§ DIRECTIONS
Every line of the material that follows must be printed again exactly.

# # #

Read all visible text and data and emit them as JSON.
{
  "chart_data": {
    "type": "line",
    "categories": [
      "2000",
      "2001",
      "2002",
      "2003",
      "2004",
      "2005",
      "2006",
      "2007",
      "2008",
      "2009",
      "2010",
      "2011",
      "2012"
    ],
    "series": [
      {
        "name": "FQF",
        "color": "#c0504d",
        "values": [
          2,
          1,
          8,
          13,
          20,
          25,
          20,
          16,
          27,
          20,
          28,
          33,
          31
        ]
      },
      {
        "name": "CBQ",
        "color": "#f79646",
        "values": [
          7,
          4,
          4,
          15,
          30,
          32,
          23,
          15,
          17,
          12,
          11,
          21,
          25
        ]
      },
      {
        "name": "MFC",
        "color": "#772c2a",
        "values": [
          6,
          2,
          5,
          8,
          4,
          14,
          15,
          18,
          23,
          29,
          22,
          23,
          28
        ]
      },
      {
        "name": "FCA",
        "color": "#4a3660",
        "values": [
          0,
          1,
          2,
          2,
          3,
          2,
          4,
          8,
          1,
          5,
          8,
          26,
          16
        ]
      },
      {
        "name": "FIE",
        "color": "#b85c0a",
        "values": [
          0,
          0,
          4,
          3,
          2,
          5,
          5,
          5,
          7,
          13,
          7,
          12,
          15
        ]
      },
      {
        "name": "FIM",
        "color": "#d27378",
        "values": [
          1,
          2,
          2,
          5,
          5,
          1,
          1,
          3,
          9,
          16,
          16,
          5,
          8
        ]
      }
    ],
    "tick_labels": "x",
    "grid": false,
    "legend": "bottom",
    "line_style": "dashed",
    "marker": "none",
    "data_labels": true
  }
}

# # #

§ THE SOLUTION
Read all visible text and data and emit them as JSON.
{
  "chart_data": {
    "type": "line",
    "categories": [
      "2000",
      "2001",
      "2002",
      "2003",
      "2004",
      "2005",
      "2006",
      "2007",
      "2008",
      "2009",
      "2010",
      "2011",
      "2012"
    ],
    "series": [
      {
        "name": "FQF",
        "color": "#c0504d",
        "values": [
          2,
          1,
          8,
          13,
          20,
          25,
          20,
          16,
          27,
          20,
          28,
          33,
          31
        ]
      },
      {
        "name": "CBQ",
        "color": "#f79646",
        "values": [
          7,
          4,
          4,
          15,
          30,
          32,
          23,
          15,
          17,
          12,
          11,
          21,
          25
        ]
      },
      {
        "name": "MFC",
        "color": "#772c2a",
        "values": [
          6,
          2,
          5,
          8,
          4,
          14,
          15,
          18,
          23,
          29,
          22,
          23,
          28
        ]
      },
      {
        "name": "FCA",
        "color": "#4a3660",
        "values": [
          0,
          1,
          2,
          2,
          3,
          2,
          4,
          8,
          1,
          5,
          8,
          26,
          16
        ]
      },
      {
        "name": "FIE",
        "color": "#b85c0a",
        "values": [
          0,
          0,
          4,
          3,
          2,
          5,
          5,
          5,
          7,
          13,
          7,
          12,
          15
        ]
      },
      {
        "name": "FIM",
        "color": "#d27378",
        "values": [
          1,
          2,
          2,
          5,
          5,
          1,
          1,
          3,
          9,
          16,
          16,
          5,
          8
        ]
      }
    ],
    "tick_labels": "x",
    "grid": false,
    "legend": "bottom",
    "line_style": "dashed",
    "marker": "none",
    "data_labels": true
  }
}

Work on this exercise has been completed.